— TEXT SEGMENT —
Ruby Testing Glossary

Ruby-Specific Terms

Capybara
Integration testing tool. Capybara’s GitHub page describes it as an “acceptance test framework for web applications” but everyone I know uses the term “integration test” when they talk about Capybara. I would even argue that this is a misapplication of the acceptance test term.
Cucumber
A tool that lets you write test scenarios in English commands and then tie those English commands to code. For example, a Cucumber file could contain the line Given I am on the login page. In a different file, the text Given I am on the login page would map to some Ruby code that navigates to the login page.

I personally advise people not to use Cucumber. This article by Kevin Liddle does a pretty good job of articulating the reasons why I think using Cucumber isn’t a very good idea.

— SOURCE EXCERPT —
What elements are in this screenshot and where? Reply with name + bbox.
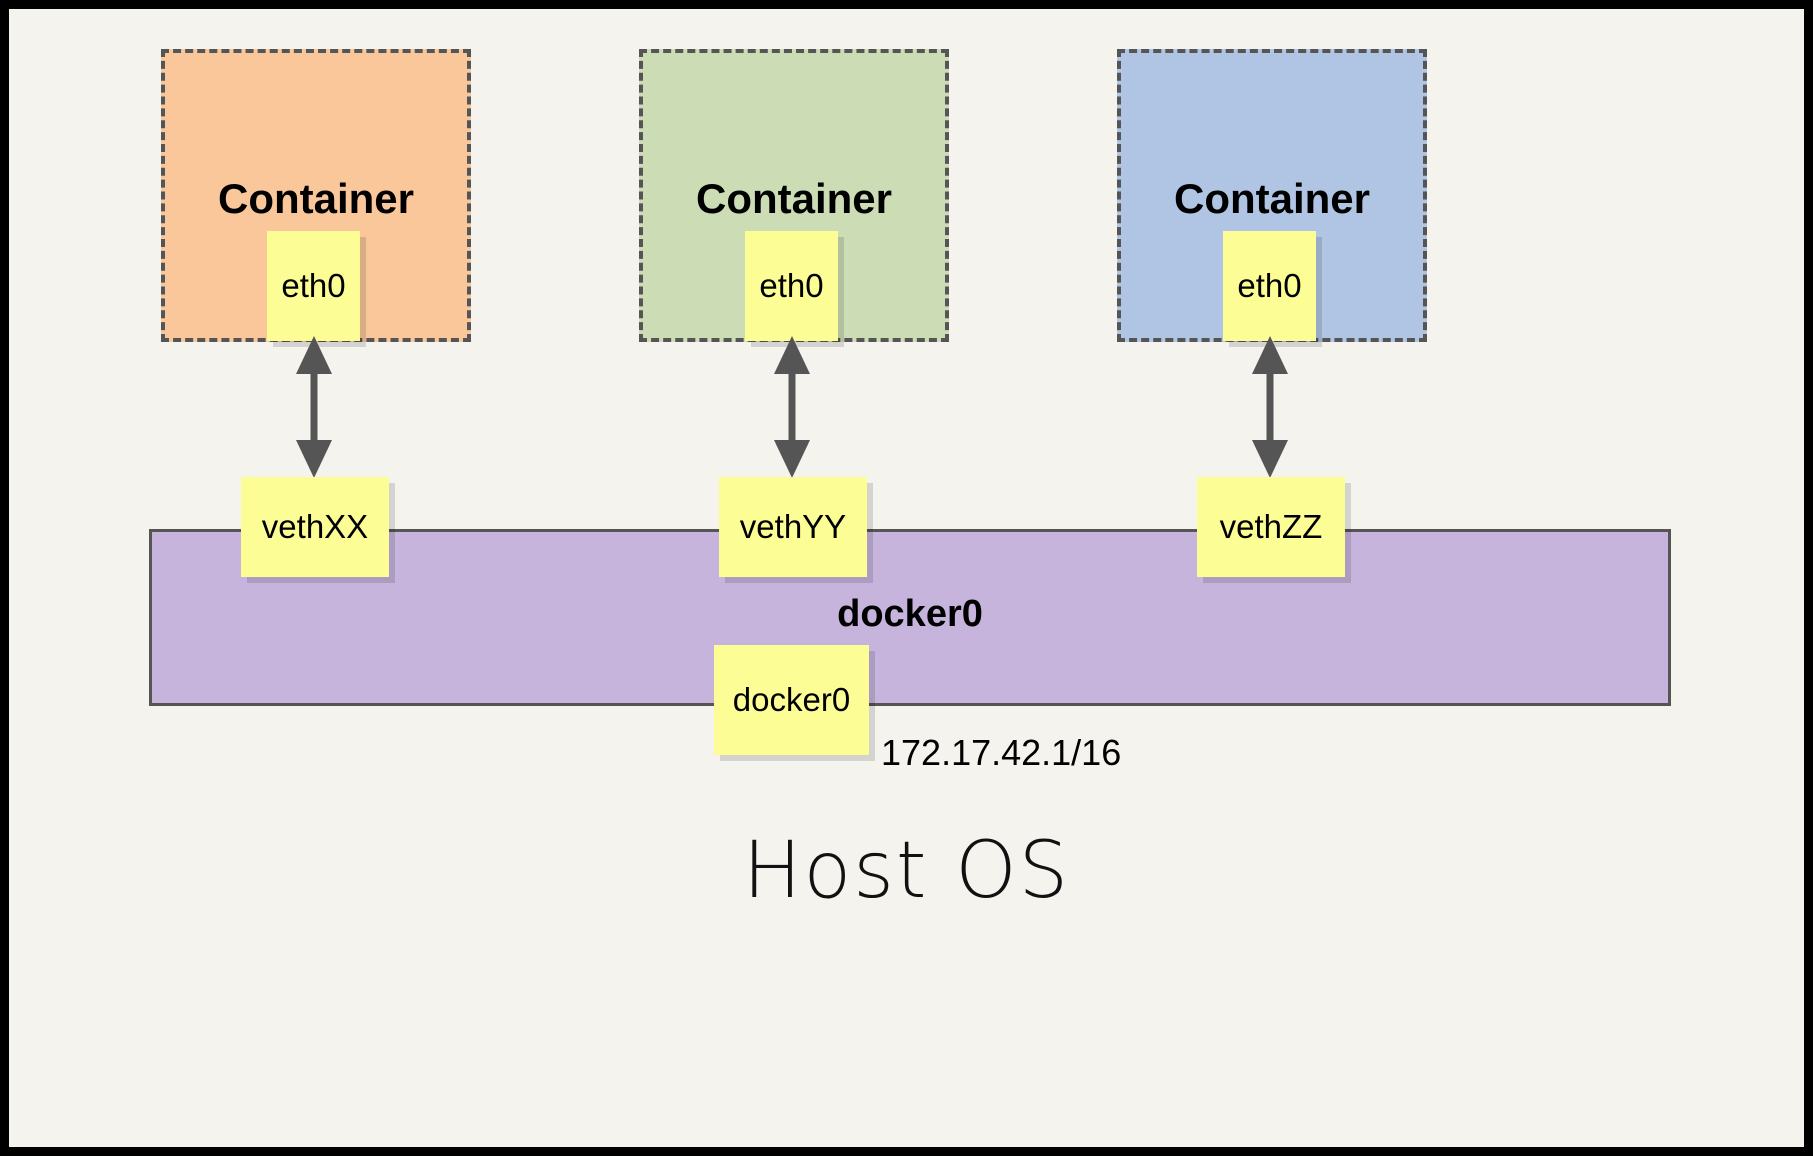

— THE PROBLEM —
Say whether each statement agrees with the Ruby testing glossary, answering yes or no and quoting the deciding words. 1. Capybara's GitHub page calls it an acceptance test framework for web applications. 2. In Cucumber, an English command and the Ruby code it maps to sit in the same file. 3. The author recommends that people use Cucumber.

— RESULT —
1. Yes: "Capybara’s GitHub page describes it as an “acceptance test framework for web applications”"
2. No: "In a different file, the text Given I am on the login page would map to some Ruby code that navigates to the login page."
3. No: "I personally advise people not to use Cucumber."